TASK OBJECTIVE:
Write out every entry exactly as it stands.

··· DATA EXTRACT ···

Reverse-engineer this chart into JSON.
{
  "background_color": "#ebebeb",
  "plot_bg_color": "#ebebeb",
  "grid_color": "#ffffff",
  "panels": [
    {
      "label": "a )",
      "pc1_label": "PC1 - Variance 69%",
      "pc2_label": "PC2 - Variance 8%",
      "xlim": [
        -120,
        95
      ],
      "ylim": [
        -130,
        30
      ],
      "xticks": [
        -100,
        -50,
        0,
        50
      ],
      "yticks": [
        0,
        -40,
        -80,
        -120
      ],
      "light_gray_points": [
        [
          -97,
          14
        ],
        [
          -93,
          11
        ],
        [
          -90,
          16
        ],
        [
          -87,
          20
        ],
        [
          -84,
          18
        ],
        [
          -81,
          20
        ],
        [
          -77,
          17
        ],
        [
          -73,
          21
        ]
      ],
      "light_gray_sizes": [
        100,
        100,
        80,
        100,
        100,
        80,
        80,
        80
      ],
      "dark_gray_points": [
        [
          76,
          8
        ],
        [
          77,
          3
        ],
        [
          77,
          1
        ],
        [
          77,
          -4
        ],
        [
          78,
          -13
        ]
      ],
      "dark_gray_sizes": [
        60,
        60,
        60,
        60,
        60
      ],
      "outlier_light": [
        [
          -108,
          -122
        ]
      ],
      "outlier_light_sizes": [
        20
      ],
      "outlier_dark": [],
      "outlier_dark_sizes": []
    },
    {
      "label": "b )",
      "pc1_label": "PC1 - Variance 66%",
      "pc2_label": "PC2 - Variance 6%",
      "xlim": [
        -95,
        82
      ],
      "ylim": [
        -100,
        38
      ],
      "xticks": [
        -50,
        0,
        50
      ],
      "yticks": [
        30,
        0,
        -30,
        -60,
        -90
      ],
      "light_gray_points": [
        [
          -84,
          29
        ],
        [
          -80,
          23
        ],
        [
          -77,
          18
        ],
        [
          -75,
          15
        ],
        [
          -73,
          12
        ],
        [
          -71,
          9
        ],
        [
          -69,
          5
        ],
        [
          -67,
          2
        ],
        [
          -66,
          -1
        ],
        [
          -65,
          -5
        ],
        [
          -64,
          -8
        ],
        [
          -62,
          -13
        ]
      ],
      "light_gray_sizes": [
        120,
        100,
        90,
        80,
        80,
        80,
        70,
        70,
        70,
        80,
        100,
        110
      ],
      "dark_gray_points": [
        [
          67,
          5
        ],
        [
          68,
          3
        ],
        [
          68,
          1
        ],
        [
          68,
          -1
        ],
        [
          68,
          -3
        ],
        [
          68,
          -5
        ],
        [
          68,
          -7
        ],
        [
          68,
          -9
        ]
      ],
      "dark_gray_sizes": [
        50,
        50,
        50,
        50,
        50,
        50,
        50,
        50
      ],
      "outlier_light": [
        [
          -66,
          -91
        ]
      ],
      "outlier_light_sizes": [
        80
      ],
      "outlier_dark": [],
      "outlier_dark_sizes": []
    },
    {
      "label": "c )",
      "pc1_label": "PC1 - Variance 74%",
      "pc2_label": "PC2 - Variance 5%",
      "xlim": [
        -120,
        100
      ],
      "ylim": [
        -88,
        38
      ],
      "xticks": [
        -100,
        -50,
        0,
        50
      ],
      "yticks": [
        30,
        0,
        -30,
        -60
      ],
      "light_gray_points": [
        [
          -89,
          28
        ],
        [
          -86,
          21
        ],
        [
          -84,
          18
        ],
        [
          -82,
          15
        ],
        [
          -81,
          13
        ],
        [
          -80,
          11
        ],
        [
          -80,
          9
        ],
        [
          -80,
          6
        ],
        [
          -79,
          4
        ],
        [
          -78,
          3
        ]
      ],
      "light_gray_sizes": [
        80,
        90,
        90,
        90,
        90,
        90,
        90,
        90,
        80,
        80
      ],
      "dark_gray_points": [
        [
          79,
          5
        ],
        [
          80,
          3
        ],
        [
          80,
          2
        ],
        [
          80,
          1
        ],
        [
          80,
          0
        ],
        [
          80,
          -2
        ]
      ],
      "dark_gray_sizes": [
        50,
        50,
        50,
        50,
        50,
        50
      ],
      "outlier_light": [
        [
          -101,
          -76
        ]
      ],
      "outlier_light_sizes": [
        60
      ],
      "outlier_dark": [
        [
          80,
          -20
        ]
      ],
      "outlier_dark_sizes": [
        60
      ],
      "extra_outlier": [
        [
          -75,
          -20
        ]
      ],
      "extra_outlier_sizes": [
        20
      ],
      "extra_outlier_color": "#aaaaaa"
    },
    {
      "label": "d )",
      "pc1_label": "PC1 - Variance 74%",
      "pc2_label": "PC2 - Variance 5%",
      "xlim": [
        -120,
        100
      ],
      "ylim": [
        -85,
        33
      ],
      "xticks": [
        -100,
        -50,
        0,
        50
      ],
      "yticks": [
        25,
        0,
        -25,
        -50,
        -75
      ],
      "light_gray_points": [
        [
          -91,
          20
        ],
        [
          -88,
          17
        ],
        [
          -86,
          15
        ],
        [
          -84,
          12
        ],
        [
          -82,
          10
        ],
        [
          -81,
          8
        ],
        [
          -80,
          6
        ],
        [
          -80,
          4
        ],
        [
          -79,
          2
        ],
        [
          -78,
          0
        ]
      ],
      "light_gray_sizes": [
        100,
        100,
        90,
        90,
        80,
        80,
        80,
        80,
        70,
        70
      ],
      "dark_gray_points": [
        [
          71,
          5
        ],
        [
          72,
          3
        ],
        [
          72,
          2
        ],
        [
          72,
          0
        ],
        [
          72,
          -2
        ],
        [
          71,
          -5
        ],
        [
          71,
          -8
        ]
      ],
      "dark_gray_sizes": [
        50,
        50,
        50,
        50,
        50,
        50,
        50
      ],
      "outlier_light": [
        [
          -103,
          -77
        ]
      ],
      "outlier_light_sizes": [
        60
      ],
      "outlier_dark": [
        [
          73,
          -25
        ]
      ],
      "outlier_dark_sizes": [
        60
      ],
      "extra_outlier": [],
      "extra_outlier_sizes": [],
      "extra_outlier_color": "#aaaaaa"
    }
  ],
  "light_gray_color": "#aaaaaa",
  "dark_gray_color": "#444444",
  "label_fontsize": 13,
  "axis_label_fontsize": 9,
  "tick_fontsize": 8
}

···

OUTPUT FOR THIS EXERCISE:
Reverse-engineer this chart into JSON.
{
  "background_color": "#ebebeb",
  "plot_bg_color": "#ebebeb",
  "grid_color": "#ffffff",
  "panels": [
    {
      "label": "a )",
      "pc1_label": "PC1 - Variance 69%",
      "pc2_label": "PC2 - Variance 8%",
      "xlim": [
        -120,
        95
      ],
      "ylim": [
        -130,
        30
      ],
      "xticks": [
        -100,
        -50,
        0,
        50
      ],
      "yticks": [
        0,
        -40,
        -80,
        -120
      ],
      "light_gray_points": [
        [
          -97,
          14
        ],
        [
          -93,
          11
        ],
        [
          -90,
          16
        ],
        [
          -87,
          20
        ],
        [
          -84,
          18
        ],
        [
          -81,
          20
        ],
        [
          -77,
          17
        ],
        [
          -73,
          21
        ]
      ],
      "light_gray_sizes": [
        100,
        100,
        80,
        100,
        100,
        80,
        80,
        80
      ],
      "dark_gray_points": [
        [
          76,
          8
        ],
        [
          77,
          3
        ],
        [
          77,
          1
        ],
        [
          77,
          -4
        ],
        [
          78,
          -13
        ]
      ],
      "dark_gray_sizes": [
        60,
        60,
        60,
        60,
        60
      ],
      "outlier_light": [
        [
          -108,
          -122
        ]
      ],
      "outlier_light_sizes": [
        20
      ],
      "outlier_dark": [],
      "outlier_dark_sizes": []
    },
    {
      "label": "b )",
      "pc1_label": "PC1 - Variance 66%",
      "pc2_label": "PC2 - Variance 6%",
      "xlim": [
        -95,
        82
      ],
      "ylim": [
        -100,
        38
      ],
      "xticks": [
        -50,
        0,
        50
      ],
      "yticks": [
        30,
        0,
        -30,
        -60,
        -90
      ],
      "light_gray_points": [
        [
          -84,
          29
        ],
        [
          -80,
          23
        ],
        [
          -77,
          18
        ],
        [
          -75,
          15
        ],
        [
          -73,
          12
        ],
        [
          -71,
          9
        ],
        [
          -69,
          5
        ],
        [
          -67,
          2
        ],
        [
          -66,
          -1
        ],
        [
          -65,
          -5
        ],
        [
          -64,
          -8
        ],
        [
          -62,
          -13
        ]
      ],
      "light_gray_sizes": [
        120,
        100,
        90,
        80,
        80,
        80,
        70,
        70,
        70,
        80,
        100,
        110
      ],
      "dark_gray_points": [
        [
          67,
          5
        ],
        [
          68,
          3
        ],
        [
          68,
          1
        ],
        [
          68,
          -1
        ],
        [
          68,
          -3
        ],
        [
          68,
          -5
        ],
        [
          68,
          -7
        ],
        [
          68,
          -9
        ]
      ],
      "dark_gray_sizes": [
        50,
        50,
        50,
        50,
        50,
        50,
        50,
        50
      ],
      "outlier_light": [
        [
          -66,
          -91
        ]
      ],
      "outlier_light_sizes": [
        80
      ],
      "outlier_dark": [],
      "outlier_dark_sizes": []
    },
    {
      "label": "c )",
      "pc1_label": "PC1 - Variance 74%",
      "pc2_label": "PC2 - Variance 5%",
      "xlim": [
        -120,
        100
      ],
      "ylim": [
        -88,
        38
      ],
      "xticks": [
        -100,
        -50,
        0,
        50
      ],
      "yticks": [
        30,
        0,
        -30,
        -60
      ],
      "light_gray_points": [
        [
          -89,
          28
        ],
        [
          -86,
          21
        ],
        [
          -84,
          18
        ],
        [
          -82,
          15
        ],
        [
          -81,
          13
        ],
        [
          -80,
          11
        ],
        [
          -80,
          9
        ],
        [
          -80,
          6
        ],
        [
          -79,
          4
        ],
        [
          -78,
          3
        ]
      ],
      "light_gray_sizes": [
        80,
        90,
        90,
        90,
        90,
        90,
        90,
        90,
        80,
        80
      ],
      "dark_gray_points": [
        [
          79,
          5
        ],
        [
          80,
          3
        ],
        [
          80,
          2
        ],
        [
          80,
          1
        ],
        [
          80,
          0
        ],
        [
          80,
          -2
        ]
      ],
      "dark_gray_sizes": [
        50,
        50,
        50,
        50,
        50,
        50
      ],
      "outlier_light": [
        [
          -101,
          -76
        ]
      ],
      "outlier_light_sizes": [
        60
      ],
      "outlier_dark": [
        [
          80,
          -20
        ]
      ],
      "outlier_dark_sizes": [
        60
      ],
      "extra_outlier": [
        [
          -75,
          -20
        ]
      ],
      "extra_outlier_sizes": [
        20
      ],
      "extra_outlier_color": "#aaaaaa"
    },
    {
      "label": "d )",
      "pc1_label": "PC1 - Variance 74%",
      "pc2_label": "PC2 - Variance 5%",
      "xlim": [
        -120,
        100
      ],
      "ylim": [
        -85,
        33
      ],
      "xticks": [
        -100,
        -50,
        0,
        50
      ],
      "yticks": [
        25,
        0,
        -25,
        -50,
        -75
      ],
      "light_gray_points": [
        [
          -91,
          20
        ],
        [
          -88,
          17
        ],
        [
          -86,
          15
        ],
        [
          -84,
          12
        ],
        [
          -82,
          10
        ],
        [
          -81,
          8
        ],
        [
          -80,
          6
        ],
        [
          -80,
          4
        ],
        [
          -79,
          2
        ],
        [
          -78,
          0
        ]
      ],
      "light_gray_sizes": [
        100,
        100,
        90,
        90,
        80,
        80,
        80,
        80,
        70,
        70
      ],
      "dark_gray_points": [
        [
          71,
          5
        ],
        [
          72,
          3
        ],
        [
          72,
          2
        ],
        [
          72,
          0
        ],
        [
          72,
          -2
        ],
        [
          71,
          -5
        ],
        [
          71,
          -8
        ]
      ],
      "dark_gray_sizes": [
        50,
        50,
        50,
        50,
        50,
        50,
        50
      ],
      "outlier_light": [
        [
          -103,
          -77
        ]
      ],
      "outlier_light_sizes": [
        60
      ],
      "outlier_dark": [
        [
          73,
          -25
        ]
      ],
      "outlier_dark_sizes": [
        60
      ],
      "extra_outlier": [],
      "extra_outlier_sizes": [],
      "extra_outlier_color": "#aaaaaa"
    }
  ],
  "light_gray_color": "#aaaaaa",
  "dark_gray_color": "#444444",
  "label_fontsize": 13,
  "axis_label_fontsize": 9,
  "tick_fontsize": 8
}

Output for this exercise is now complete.